*Objective*:
A single number is the answer here: how many lines of the entries contain "name"?

--- START Source material ---

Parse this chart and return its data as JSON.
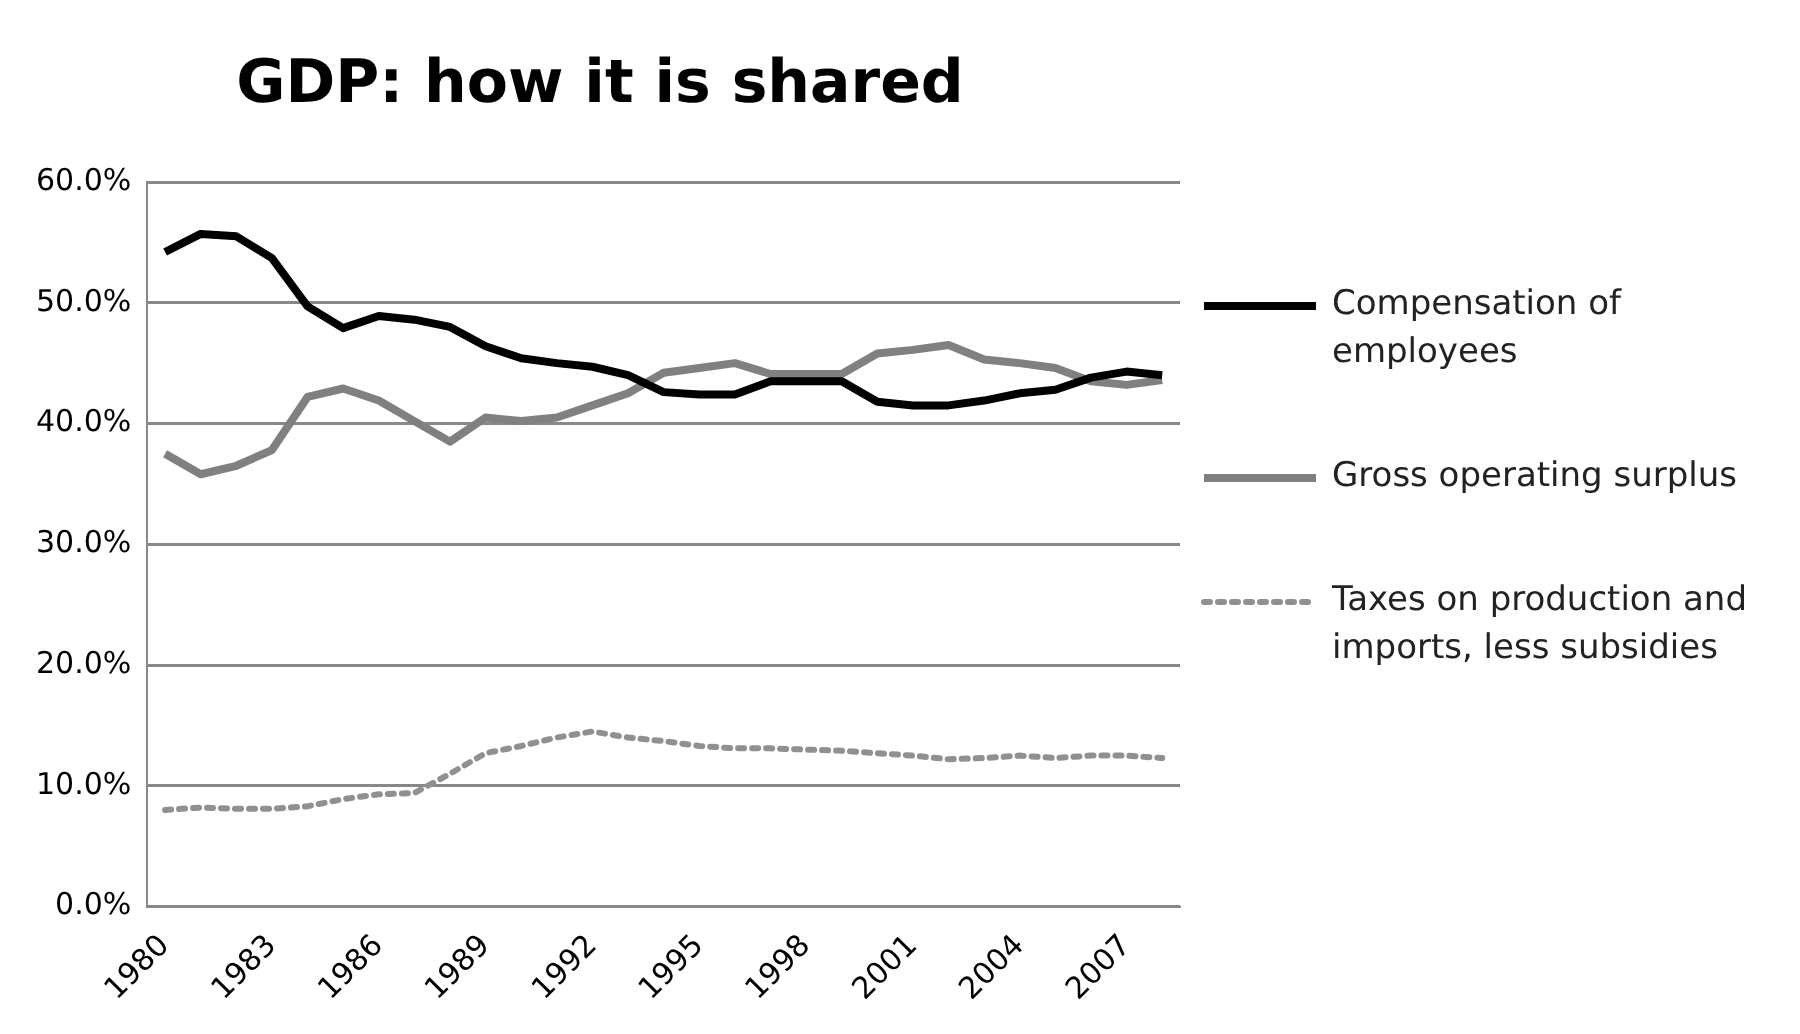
{
  "chart_data": {
    "type": "line",
    "title": "GDP: how it is shared",
    "categories": [
      "1980",
      null,
      null,
      "1983",
      null,
      null,
      "1986",
      null,
      null,
      "1989",
      null,
      null,
      "1992",
      null,
      null,
      "1995",
      null,
      null,
      "1998",
      null,
      null,
      "2001",
      null,
      null,
      "2004",
      null,
      null,
      "2007",
      null
    ],
    "series": [
      {
        "name": "Compensation of employees",
        "color": "#000000",
        "line_style": "solid",
        "values": [
          54.2,
          55.7,
          55.5,
          53.7,
          49.7,
          47.9,
          48.9,
          48.6,
          48.0,
          46.4,
          45.4,
          45.0,
          44.7,
          44.0,
          42.6,
          42.4,
          42.4,
          43.5,
          43.5,
          43.5,
          41.8,
          41.5,
          41.5,
          41.9,
          42.5,
          42.8,
          43.8,
          44.3,
          44.0
        ]
      },
      {
        "name": "Gross operating surplus",
        "color": "#808080",
        "line_style": "solid",
        "values": [
          37.5,
          35.8,
          36.5,
          37.8,
          42.2,
          42.9,
          41.9,
          40.2,
          38.5,
          40.5,
          40.2,
          40.5,
          41.5,
          42.5,
          44.2,
          44.6,
          45.0,
          44.1,
          44.1,
          44.1,
          45.8,
          46.1,
          46.5,
          45.3,
          45.0,
          44.6,
          43.5,
          43.2,
          43.6
        ]
      },
      {
        "name": "Taxes on production and imports, less subsidies",
        "color": "#909090",
        "line_style": "dotted",
        "values": [
          8.0,
          8.2,
          8.1,
          8.1,
          8.3,
          8.9,
          9.3,
          9.4,
          11.0,
          12.7,
          13.3,
          14.0,
          14.5,
          14.0,
          13.7,
          13.3,
          13.1,
          13.1,
          13.0,
          12.9,
          12.7,
          12.5,
          12.2,
          12.3,
          12.5,
          12.3,
          12.5,
          12.5,
          12.3
        ]
      }
    ],
    "ylim": [
      0,
      60
    ],
    "yticks": [
      {
        "value": 0,
        "label": "0.0%"
      },
      {
        "value": 10,
        "label": "10.0%"
      },
      {
        "value": 20,
        "label": "20.0%"
      },
      {
        "value": 30,
        "label": "30.0%"
      },
      {
        "value": 40,
        "label": "40.0%"
      },
      {
        "value": 50,
        "label": "50.0%"
      },
      {
        "value": 60,
        "label": "60.0%"
      }
    ],
    "grid": "y",
    "legend": "right",
    "marker": "none"
  }
}
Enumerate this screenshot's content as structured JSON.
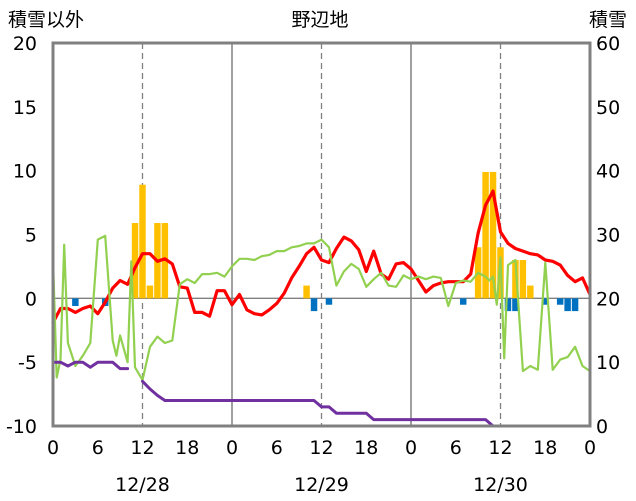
{
  "chart_data": {
    "type": "bar+line",
    "title": "野辺地",
    "y_left_label": "積雪以外",
    "y_right_label": "積雪",
    "y_left_range": [
      -10,
      20
    ],
    "y_right_range": [
      0,
      60
    ],
    "y_left_ticks": [
      "-10",
      "-5",
      "0",
      "5",
      "10",
      "15",
      "20"
    ],
    "y_right_ticks": [
      "0",
      "10",
      "20",
      "30",
      "40",
      "50",
      "60"
    ],
    "x_range_hours": [
      0,
      72
    ],
    "x_tick_labels": [
      "0",
      "6",
      "12",
      "18",
      "0",
      "6",
      "12",
      "18",
      "0",
      "6",
      "12",
      "18",
      "0"
    ],
    "date_labels": [
      {
        "text": "12/28",
        "hour": 12
      },
      {
        "text": "12/29",
        "hour": 36
      },
      {
        "text": "12/30",
        "hour": 60
      }
    ],
    "colors": {
      "temperature": "#ff0000",
      "wind": "#92d050",
      "snow_depth": "#7030a0",
      "precip": "#ffc000",
      "snowfall_neg": "#0070c0",
      "frame": "#808080",
      "grid": "#808080"
    },
    "series": [
      {
        "key": "temperature",
        "values": [
          [
            0,
            -1.9
          ],
          [
            1,
            -0.8
          ],
          [
            2,
            -0.8
          ],
          [
            3,
            -1.1
          ],
          [
            4,
            -0.8
          ],
          [
            5,
            -0.6
          ],
          [
            6,
            -1.2
          ],
          [
            7,
            -0.3
          ],
          [
            8,
            0.8
          ],
          [
            9,
            1.4
          ],
          [
            10,
            1.1
          ],
          [
            11,
            2.4
          ],
          [
            12,
            3.5
          ],
          [
            13,
            3.5
          ],
          [
            14,
            2.9
          ],
          [
            15,
            3.1
          ],
          [
            16,
            2.7
          ],
          [
            17,
            0.9
          ],
          [
            18,
            0.8
          ],
          [
            19,
            -1.1
          ],
          [
            20,
            -1.1
          ],
          [
            21,
            -1.4
          ],
          [
            22,
            0.6
          ],
          [
            23,
            0.6
          ],
          [
            24,
            -0.5
          ],
          [
            25,
            0.3
          ],
          [
            26,
            -0.9
          ],
          [
            27,
            -1.2
          ],
          [
            28,
            -1.3
          ],
          [
            29,
            -0.9
          ],
          [
            30,
            -0.4
          ],
          [
            31,
            0.4
          ],
          [
            32,
            1.6
          ],
          [
            33,
            2.5
          ],
          [
            34,
            3.5
          ],
          [
            35,
            4.0
          ],
          [
            36,
            3.0
          ],
          [
            37,
            2.8
          ],
          [
            38,
            3.9
          ],
          [
            39,
            4.8
          ],
          [
            40,
            4.5
          ],
          [
            41,
            3.8
          ],
          [
            42,
            2.1
          ],
          [
            43,
            3.7
          ],
          [
            44,
            1.9
          ],
          [
            45,
            1.5
          ],
          [
            46,
            2.7
          ],
          [
            47,
            2.8
          ],
          [
            48,
            2.3
          ],
          [
            49,
            1.4
          ],
          [
            50,
            0.5
          ],
          [
            51,
            1.0
          ],
          [
            52,
            1.2
          ],
          [
            53,
            1.3
          ],
          [
            54,
            1.3
          ],
          [
            55,
            1.3
          ],
          [
            56,
            1.9
          ],
          [
            57,
            5.1
          ],
          [
            58,
            7.3
          ],
          [
            59,
            8.4
          ],
          [
            60,
            5.2
          ],
          [
            61,
            4.3
          ],
          [
            62,
            3.9
          ],
          [
            63,
            3.7
          ],
          [
            64,
            3.5
          ],
          [
            65,
            3.4
          ],
          [
            66,
            3.0
          ],
          [
            67,
            2.9
          ],
          [
            68,
            2.6
          ],
          [
            69,
            1.8
          ],
          [
            70,
            1.3
          ],
          [
            71,
            1.6
          ],
          [
            72,
            0.3
          ]
        ]
      },
      {
        "key": "wind",
        "values": [
          [
            0,
            3.1
          ],
          [
            0.5,
            -6.2
          ],
          [
            1,
            -4.8
          ],
          [
            1.5,
            4.2
          ],
          [
            2,
            -3.5
          ],
          [
            3,
            -5.3
          ],
          [
            4,
            -4.5
          ],
          [
            5,
            -3.5
          ],
          [
            6,
            4.6
          ],
          [
            7,
            4.9
          ],
          [
            8,
            -3.3
          ],
          [
            8.5,
            -4.5
          ],
          [
            9,
            -2.9
          ],
          [
            10,
            -5.0
          ],
          [
            10.5,
            2.9
          ],
          [
            11,
            -5.4
          ],
          [
            12,
            -6.4
          ],
          [
            13,
            -3.8
          ],
          [
            14,
            -3.0
          ],
          [
            15,
            -3.5
          ],
          [
            16,
            -3.3
          ],
          [
            17,
            1.1
          ],
          [
            18,
            1.5
          ],
          [
            19,
            1.2
          ],
          [
            20,
            1.9
          ],
          [
            21,
            1.9
          ],
          [
            22,
            2.0
          ],
          [
            23,
            1.7
          ],
          [
            24,
            2.5
          ],
          [
            25,
            3.1
          ],
          [
            26,
            3.1
          ],
          [
            27,
            3.0
          ],
          [
            28,
            3.3
          ],
          [
            29,
            3.4
          ],
          [
            30,
            3.7
          ],
          [
            31,
            3.7
          ],
          [
            32,
            4.0
          ],
          [
            33,
            4.1
          ],
          [
            34,
            4.3
          ],
          [
            35,
            4.3
          ],
          [
            36,
            4.6
          ],
          [
            36.5,
            4.3
          ],
          [
            37,
            4.0
          ],
          [
            38,
            1.0
          ],
          [
            39,
            2.1
          ],
          [
            40,
            2.7
          ],
          [
            41,
            2.3
          ],
          [
            42,
            0.9
          ],
          [
            43,
            1.5
          ],
          [
            44,
            2.0
          ],
          [
            45,
            1.0
          ],
          [
            46,
            0.9
          ],
          [
            47,
            1.8
          ],
          [
            48,
            1.5
          ],
          [
            49,
            1.7
          ],
          [
            50,
            1.5
          ],
          [
            51,
            1.7
          ],
          [
            52,
            1.6
          ],
          [
            53,
            -0.6
          ],
          [
            54,
            1.2
          ],
          [
            55,
            1.4
          ],
          [
            56,
            1.3
          ],
          [
            57,
            2.0
          ],
          [
            58,
            1.7
          ],
          [
            58.5,
            1.4
          ],
          [
            59,
            1.7
          ],
          [
            59.5,
            -0.5
          ],
          [
            60,
            3.2
          ],
          [
            60.5,
            -4.7
          ],
          [
            61,
            2.6
          ],
          [
            62,
            3.0
          ],
          [
            63,
            -5.7
          ],
          [
            64,
            -5.3
          ],
          [
            65,
            -5.6
          ],
          [
            66,
            2.8
          ],
          [
            67,
            -5.6
          ],
          [
            68,
            -4.8
          ],
          [
            69,
            -4.6
          ],
          [
            70,
            -3.8
          ],
          [
            71,
            -5.3
          ],
          [
            72,
            -5.7
          ]
        ]
      },
      {
        "key": "snow_depth",
        "values": [
          [
            0,
            -5.0
          ],
          [
            1,
            -5.0
          ],
          [
            2,
            -5.3
          ],
          [
            3,
            -5.0
          ],
          [
            4,
            -5.0
          ],
          [
            5,
            -5.4
          ],
          [
            6,
            -5.0
          ],
          [
            7,
            -5.0
          ],
          [
            8,
            -5.0
          ],
          [
            9,
            -5.5
          ],
          [
            10,
            -5.5
          ],
          [
            null,
            null
          ],
          [
            12,
            -6.5
          ],
          [
            13,
            -7.1
          ],
          [
            14,
            -7.6
          ],
          [
            15,
            -8.0
          ],
          [
            16,
            -8.0
          ],
          [
            17,
            -8.0
          ],
          [
            18,
            -8.0
          ],
          [
            19,
            -8.0
          ],
          [
            20,
            -8.0
          ],
          [
            21,
            -8.0
          ],
          [
            22,
            -8.0
          ],
          [
            23,
            -8.0
          ],
          [
            24,
            -8.0
          ],
          [
            25,
            -8.0
          ],
          [
            26,
            -8.0
          ],
          [
            27,
            -8.0
          ],
          [
            28,
            -8.0
          ],
          [
            29,
            -8.0
          ],
          [
            30,
            -8.0
          ],
          [
            31,
            -8.0
          ],
          [
            32,
            -8.0
          ],
          [
            33,
            -8.0
          ],
          [
            34,
            -8.0
          ],
          [
            35,
            -8.0
          ],
          [
            36,
            -8.5
          ],
          [
            37,
            -8.5
          ],
          [
            38,
            -9.0
          ],
          [
            39,
            -9.0
          ],
          [
            40,
            -9.0
          ],
          [
            41,
            -9.0
          ],
          [
            42,
            -9.0
          ],
          [
            43,
            -9.5
          ],
          [
            44,
            -9.5
          ],
          [
            45,
            -9.5
          ],
          [
            46,
            -9.5
          ],
          [
            47,
            -9.5
          ],
          [
            48,
            -9.5
          ],
          [
            49,
            -9.5
          ],
          [
            50,
            -9.5
          ],
          [
            51,
            -9.5
          ],
          [
            52,
            -9.5
          ],
          [
            53,
            -9.5
          ],
          [
            54,
            -9.5
          ],
          [
            55,
            -9.5
          ],
          [
            56,
            -9.5
          ],
          [
            57,
            -9.5
          ],
          [
            58,
            -9.5
          ],
          [
            59,
            -10.0
          ],
          [
            60,
            -10.0
          ],
          [
            61,
            -10.0
          ],
          [
            62,
            -10.0
          ],
          [
            63,
            -10.0
          ],
          [
            64,
            -10.0
          ],
          [
            65,
            -10.0
          ],
          [
            66,
            -10.0
          ],
          [
            67,
            -10.0
          ],
          [
            68,
            -10.0
          ],
          [
            69,
            -10.0
          ],
          [
            70,
            -10.0
          ],
          [
            71,
            -10.0
          ],
          [
            72,
            -10.0
          ]
        ]
      }
    ],
    "bars_precip": [
      [
        11,
        5.9
      ],
      [
        12,
        8.9
      ],
      [
        13,
        1.0
      ],
      [
        14,
        5.9
      ],
      [
        15,
        5.9
      ],
      [
        34,
        1.0
      ],
      [
        57,
        4.0
      ],
      [
        58,
        9.9
      ],
      [
        59,
        9.9
      ],
      [
        60,
        4.0
      ],
      [
        62,
        3.0
      ],
      [
        63,
        3.0
      ],
      [
        64,
        1.0
      ]
    ],
    "bars_negative": [
      [
        3,
        -0.6
      ],
      [
        7,
        -0.6
      ],
      [
        35,
        -1.0
      ],
      [
        37,
        -0.5
      ],
      [
        55,
        -0.5
      ],
      [
        61,
        -1.0
      ],
      [
        62,
        -1.0
      ],
      [
        66,
        -0.5
      ],
      [
        68,
        -0.5
      ],
      [
        69,
        -1.0
      ],
      [
        70,
        -1.0
      ]
    ]
  }
}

--- END Source material ---

*Task response*:
3